Each line containing the word "등장횟수" needs to be copied.

(Items from a dataset)
****************************************

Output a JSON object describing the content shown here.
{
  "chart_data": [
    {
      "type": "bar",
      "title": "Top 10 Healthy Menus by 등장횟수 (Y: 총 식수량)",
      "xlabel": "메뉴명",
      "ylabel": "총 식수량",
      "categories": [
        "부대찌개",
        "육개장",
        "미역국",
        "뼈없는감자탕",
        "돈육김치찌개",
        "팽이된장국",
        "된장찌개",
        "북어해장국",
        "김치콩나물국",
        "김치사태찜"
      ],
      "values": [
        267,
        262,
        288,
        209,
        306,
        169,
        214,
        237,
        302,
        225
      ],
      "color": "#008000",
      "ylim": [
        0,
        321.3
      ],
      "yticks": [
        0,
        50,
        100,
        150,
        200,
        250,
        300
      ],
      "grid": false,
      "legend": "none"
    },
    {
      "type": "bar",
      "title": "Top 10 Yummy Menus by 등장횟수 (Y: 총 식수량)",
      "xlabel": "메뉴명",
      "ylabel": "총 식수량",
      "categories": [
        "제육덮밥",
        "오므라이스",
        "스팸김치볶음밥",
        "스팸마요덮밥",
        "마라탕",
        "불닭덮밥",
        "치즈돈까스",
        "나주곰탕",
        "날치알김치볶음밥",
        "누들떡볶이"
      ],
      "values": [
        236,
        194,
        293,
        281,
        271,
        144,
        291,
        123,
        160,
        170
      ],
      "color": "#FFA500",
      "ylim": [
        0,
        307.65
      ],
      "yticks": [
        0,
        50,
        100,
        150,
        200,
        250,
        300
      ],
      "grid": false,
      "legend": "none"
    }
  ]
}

****************************************

CORRECT OUTPUT →
      "title": "Top 10 Healthy Menus by 등장횟수 (Y: 총 식수량)",
      "title": "Top 10 Yummy Menus by 등장횟수 (Y: 총 식수량)",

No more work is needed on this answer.